What is required: Please print every record below exactly as it appears.

(Dataset excerpt)
________________
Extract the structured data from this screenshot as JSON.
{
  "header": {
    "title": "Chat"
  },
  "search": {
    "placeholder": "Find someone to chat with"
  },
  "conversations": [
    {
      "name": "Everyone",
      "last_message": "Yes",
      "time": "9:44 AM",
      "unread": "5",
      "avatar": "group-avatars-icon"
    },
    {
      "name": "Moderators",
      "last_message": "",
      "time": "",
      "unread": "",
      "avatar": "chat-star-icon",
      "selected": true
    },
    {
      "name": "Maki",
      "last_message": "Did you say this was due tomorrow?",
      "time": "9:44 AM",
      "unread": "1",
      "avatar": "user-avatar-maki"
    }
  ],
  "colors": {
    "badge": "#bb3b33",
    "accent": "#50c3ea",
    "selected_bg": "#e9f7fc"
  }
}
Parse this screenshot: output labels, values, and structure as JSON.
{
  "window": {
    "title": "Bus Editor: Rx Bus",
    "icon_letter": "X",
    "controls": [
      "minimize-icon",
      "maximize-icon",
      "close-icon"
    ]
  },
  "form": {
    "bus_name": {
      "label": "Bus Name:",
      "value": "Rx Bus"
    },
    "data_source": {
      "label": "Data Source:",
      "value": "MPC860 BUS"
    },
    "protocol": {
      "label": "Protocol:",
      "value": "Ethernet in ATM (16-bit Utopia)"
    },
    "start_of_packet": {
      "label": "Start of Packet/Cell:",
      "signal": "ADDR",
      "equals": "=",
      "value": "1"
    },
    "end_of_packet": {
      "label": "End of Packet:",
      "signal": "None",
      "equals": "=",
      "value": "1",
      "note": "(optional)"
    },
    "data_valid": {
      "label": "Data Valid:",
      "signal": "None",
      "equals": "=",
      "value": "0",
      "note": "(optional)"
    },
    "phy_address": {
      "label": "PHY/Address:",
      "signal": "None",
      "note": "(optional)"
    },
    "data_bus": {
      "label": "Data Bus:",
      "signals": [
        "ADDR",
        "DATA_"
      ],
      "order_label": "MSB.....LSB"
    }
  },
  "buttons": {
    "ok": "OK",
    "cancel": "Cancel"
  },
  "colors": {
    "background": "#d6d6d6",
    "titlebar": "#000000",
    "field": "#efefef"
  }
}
________________
Task solution:
Extract the structured data from this screenshot as JSON.
{
  "header": {
    "title": "Chat"
  },
  "search": {
    "placeholder": "Find someone to chat with"
  },
  "conversations": [
    {
      "name": "Everyone",
      "last_message": "Yes",
      "time": "9:44 AM",
      "unread": "5",
      "avatar": "group-avatars-icon"
    },
    {
      "name": "Moderators",
      "last_message": "",
      "time": "",
      "unread": "",
      "avatar": "chat-star-icon",
      "selected": true
    },
    {
      "name": "Maki",
      "last_message": "Did you say this was due tomorrow?",
      "time": "9:44 AM",
      "unread": "1",
      "avatar": "user-avatar-maki"
    }
  ],
  "colors": {
    "badge": "#bb3b33",
    "accent": "#50c3ea",
    "selected_bg": "#e9f7fc"
  }
}
Parse this screenshot: output labels, values, and structure as JSON.
{
  "window": {
    "title": "Bus Editor: Rx Bus",
    "icon_letter": "X",
    "controls": [
      "minimize-icon",
      "maximize-icon",
      "close-icon"
    ]
  },
  "form": {
    "bus_name": {
      "label": "Bus Name:",
      "value": "Rx Bus"
    },
    "data_source": {
      "label": "Data Source:",
      "value": "MPC860 BUS"
    },
    "protocol": {
      "label": "Protocol:",
      "value": "Ethernet in ATM (16-bit Utopia)"
    },
    "start_of_packet": {
      "label": "Start of Packet/Cell:",
      "signal": "ADDR",
      "equals": "=",
      "value": "1"
    },
    "end_of_packet": {
      "label": "End of Packet:",
      "signal": "None",
      "equals": "=",
      "value": "1",
      "note": "(optional)"
    },
    "data_valid": {
      "label": "Data Valid:",
      "signal": "None",
      "equals": "=",
      "value": "0",
      "note": "(optional)"
    },
    "phy_address": {
      "label": "PHY/Address:",
      "signal": "None",
      "note": "(optional)"
    },
    "data_bus": {
      "label": "Data Bus:",
      "signals": [
        "ADDR",
        "DATA_"
      ],
      "order_label": "MSB.....LSB"
    }
  },
  "buttons": {
    "ok": "OK",
    "cancel": "Cancel"
  },
  "colors": {
    "background": "#d6d6d6",
    "titlebar": "#000000",
    "field": "#efefef"
  }
}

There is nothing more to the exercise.